* Begin Material supplied *
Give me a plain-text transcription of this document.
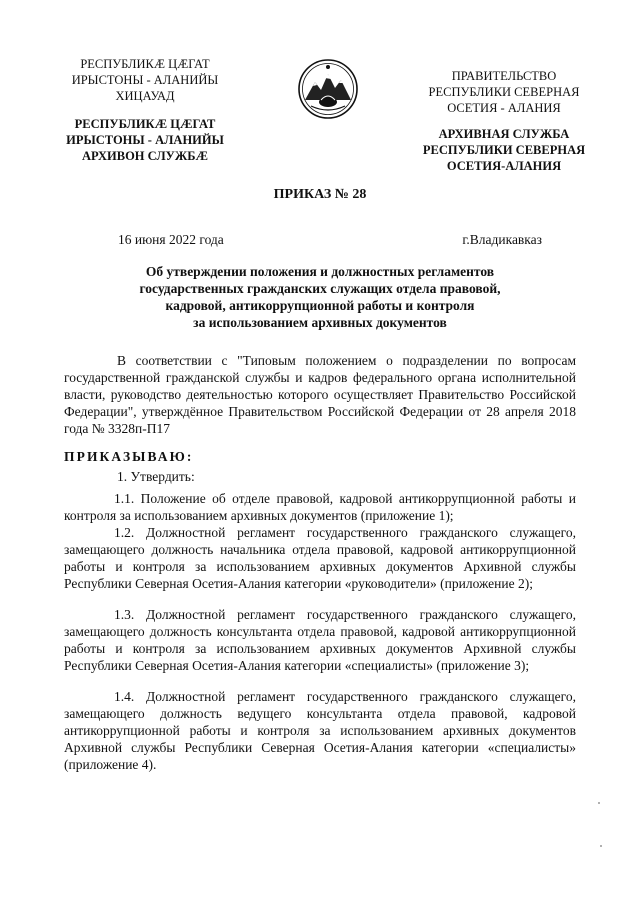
РЕСПУБЛИКӔ ЦӔГАТ
ИРЫСТОНЫ - АЛАНИЙЫ
ХИЦАУАД
РЕСПУБЛИКӔ ЦӔГАТ
ИРЫСТОНЫ - АЛАНИЙЫ
АРХИВОН СЛУЖБӔ
ПРАВИТЕЛЬСТВО
РЕСПУБЛИКИ СЕВЕРНАЯ
ОСЕТИЯ - АЛАНИЯ
АРХИВНАЯ СЛУЖБА
РЕСПУБЛИКИ СЕВЕРНАЯ
ОСЕТИЯ-АЛАНИЯ
ПРИКАЗ № 28
16 июня 2022 года	г.Владикавказ
Об утверждении положения и должностных регламентов
государственных гражданских служащих отдела правовой,
кадровой, антикоррупционной работы и контроля
за использованием архивных документов
В соответствии с "Типовым положением о подразделении по вопросам государственной гражданской службы и кадров федерального органа исполнительной власти, руководство деятельностью которого осуществляет Правительство Российской Федерации", утверждённое Правительством Российской Федерации от 28 апреля 2018 года № 3328п-П17
ПРИКАЗЫВАЮ:
1. Утвердить:
1.1. Положение об отделе правовой, кадровой антикоррупционной работы и контроля за использованием архивных документов (приложение 1);
1.2. Должностной регламент государственного гражданского служащего, замещающего должность начальника отдела правовой, кадровой антикоррупционной работы и контроля за использованием архивных документов Архивной службы Республики Северная Осетия-Алания категории «руководители» (приложение 2);
1.3. Должностной регламент государственного гражданского служащего, замещающего должность консультанта отдела правовой, кадровой антикоррупционной работы и контроля за использованием архивных документов Архивной службы Республики Северная Осетия-Алания категории «специалисты» (приложение 3);
1.4. Должностной регламент государственного гражданского служащего, замещающего должность ведущего консультанта отдела правовой, кадровой антикоррупционной работы и контроля за использованием архивных документов Архивной службы Республики Северная Осетия-Алания категории «специалисты» (приложение 4).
* End Material supplied *
What is required: Scan the material above. Copy each line where "Архивной" occurs.

Reply to the exercise:
1.2. Должностной регламент государственного гражданского служащего, замещающего должность начальника отдела правовой, кадровой антикоррупционной работы и контроля за использованием архивных документов Архивной службы Республики Северная Осетия-Алания категории «руководители» (приложение 2);
1.3. Должностной регламент государственного гражданского служащего, замещающего должность консультанта отдела правовой, кадровой антикоррупционной работы и контроля за использованием архивных документов Архивной службы Республики Северная Осетия-Алания категории «специалисты» (приложение 3);
1.4. Должностной регламент государственного гражданского служащего, замещающего должность ведущего консультанта отдела правовой, кадровой антикоррупционной работы и контроля за использованием архивных документов Архивной службы Республики Северная Осетия-Алания категории «специалисты» (приложение 4).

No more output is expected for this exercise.